:: DIRECTIONS ::
Check every line below for the word "film" and copy the ones that have it.
========================================================================
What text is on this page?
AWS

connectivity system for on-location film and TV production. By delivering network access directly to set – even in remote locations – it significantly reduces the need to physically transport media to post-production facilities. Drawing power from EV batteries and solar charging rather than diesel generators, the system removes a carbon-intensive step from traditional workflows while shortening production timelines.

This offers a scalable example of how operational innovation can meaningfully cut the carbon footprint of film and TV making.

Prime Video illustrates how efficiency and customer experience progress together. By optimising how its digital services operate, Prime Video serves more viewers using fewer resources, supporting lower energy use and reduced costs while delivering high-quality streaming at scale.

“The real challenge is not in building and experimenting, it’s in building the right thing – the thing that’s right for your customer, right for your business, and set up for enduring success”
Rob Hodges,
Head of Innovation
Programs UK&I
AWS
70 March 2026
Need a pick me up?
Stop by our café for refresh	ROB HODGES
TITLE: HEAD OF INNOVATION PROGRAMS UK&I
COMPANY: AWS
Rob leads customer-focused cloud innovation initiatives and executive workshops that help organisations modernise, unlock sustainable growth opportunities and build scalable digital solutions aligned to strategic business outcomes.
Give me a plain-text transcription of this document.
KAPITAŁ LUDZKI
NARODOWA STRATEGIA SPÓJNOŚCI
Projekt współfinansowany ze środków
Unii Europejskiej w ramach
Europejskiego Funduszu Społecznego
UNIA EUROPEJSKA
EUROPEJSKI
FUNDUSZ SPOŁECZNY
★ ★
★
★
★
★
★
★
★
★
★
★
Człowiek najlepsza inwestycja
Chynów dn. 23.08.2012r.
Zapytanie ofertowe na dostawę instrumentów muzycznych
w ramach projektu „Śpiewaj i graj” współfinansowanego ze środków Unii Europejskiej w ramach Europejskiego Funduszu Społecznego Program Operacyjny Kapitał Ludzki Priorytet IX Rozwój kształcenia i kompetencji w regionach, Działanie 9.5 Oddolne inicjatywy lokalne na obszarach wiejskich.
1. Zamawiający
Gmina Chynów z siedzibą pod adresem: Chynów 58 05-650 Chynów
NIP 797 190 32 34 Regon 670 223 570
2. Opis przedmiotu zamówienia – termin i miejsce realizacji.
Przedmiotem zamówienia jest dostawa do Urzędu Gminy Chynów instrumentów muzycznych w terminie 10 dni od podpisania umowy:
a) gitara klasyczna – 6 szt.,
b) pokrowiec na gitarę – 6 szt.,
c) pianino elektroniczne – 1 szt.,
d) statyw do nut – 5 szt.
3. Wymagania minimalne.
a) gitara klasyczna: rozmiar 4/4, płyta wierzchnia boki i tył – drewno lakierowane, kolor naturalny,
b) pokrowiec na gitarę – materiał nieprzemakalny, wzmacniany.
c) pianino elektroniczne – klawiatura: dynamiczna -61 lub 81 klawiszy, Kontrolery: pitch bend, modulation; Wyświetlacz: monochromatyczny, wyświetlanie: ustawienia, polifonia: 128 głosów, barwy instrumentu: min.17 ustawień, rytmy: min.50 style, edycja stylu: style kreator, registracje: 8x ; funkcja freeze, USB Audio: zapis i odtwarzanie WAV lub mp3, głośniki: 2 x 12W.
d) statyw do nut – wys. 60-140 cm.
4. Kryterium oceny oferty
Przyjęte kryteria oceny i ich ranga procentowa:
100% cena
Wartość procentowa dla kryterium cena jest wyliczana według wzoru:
========================================================================
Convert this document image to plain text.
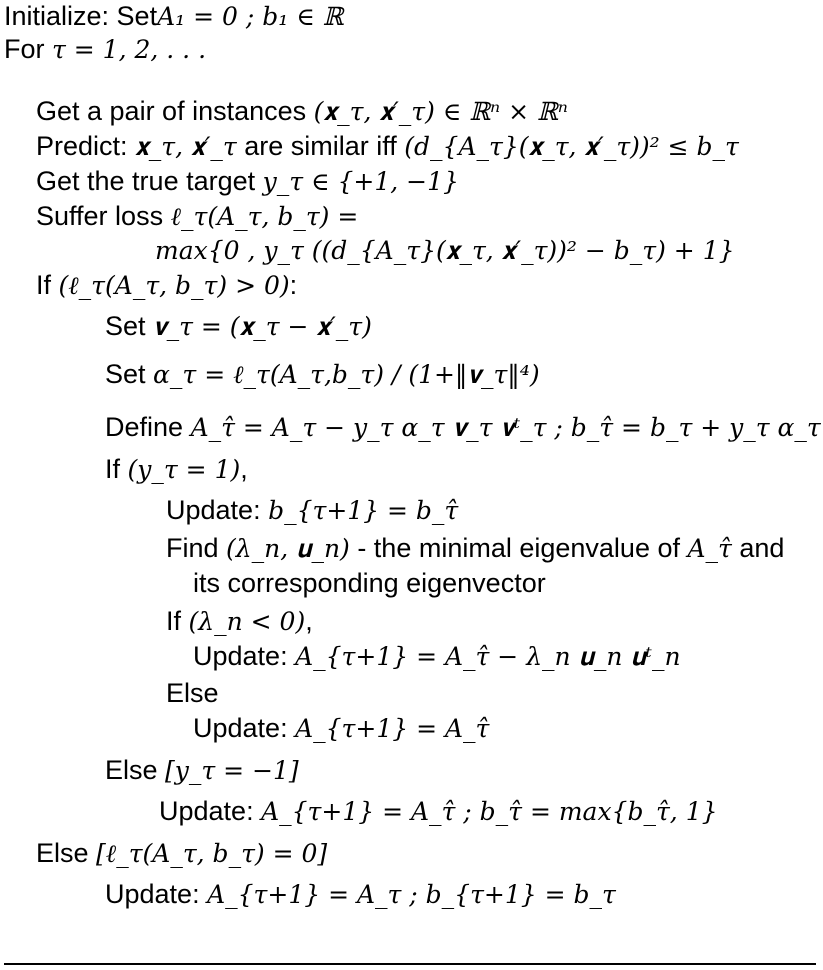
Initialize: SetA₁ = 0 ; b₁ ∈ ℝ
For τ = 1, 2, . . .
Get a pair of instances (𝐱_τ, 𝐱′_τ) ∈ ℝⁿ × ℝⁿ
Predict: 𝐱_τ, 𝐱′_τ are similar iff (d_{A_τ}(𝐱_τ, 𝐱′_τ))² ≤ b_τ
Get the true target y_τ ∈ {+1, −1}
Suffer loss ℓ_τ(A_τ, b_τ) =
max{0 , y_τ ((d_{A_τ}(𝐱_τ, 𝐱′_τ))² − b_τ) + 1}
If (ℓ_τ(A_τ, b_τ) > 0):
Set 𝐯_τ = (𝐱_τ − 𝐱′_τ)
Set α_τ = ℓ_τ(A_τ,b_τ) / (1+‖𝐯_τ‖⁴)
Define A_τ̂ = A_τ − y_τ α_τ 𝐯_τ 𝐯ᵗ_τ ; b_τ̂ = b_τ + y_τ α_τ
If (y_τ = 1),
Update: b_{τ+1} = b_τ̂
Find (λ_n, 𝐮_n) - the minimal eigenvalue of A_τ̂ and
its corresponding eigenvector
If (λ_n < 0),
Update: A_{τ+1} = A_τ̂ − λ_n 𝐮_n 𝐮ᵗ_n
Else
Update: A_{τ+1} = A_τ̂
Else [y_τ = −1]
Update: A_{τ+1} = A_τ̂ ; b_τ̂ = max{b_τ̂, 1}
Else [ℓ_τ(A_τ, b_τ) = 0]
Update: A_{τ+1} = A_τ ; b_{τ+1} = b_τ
========================================================================
:: ANSWER TO THE TASK ::
connectivity system for on-location film and TV production. By delivering network access directly to set – even in remote locations – it significantly reduces the need to physically transport media to post-production facilities. Drawing power from EV batteries and solar charging rather than diesel generators, the system removes a carbon-intensive step from traditional workflows while shortening production timelines.
This offers a scalable example of how operational innovation can meaningfully cut the carbon footprint of film and TV making.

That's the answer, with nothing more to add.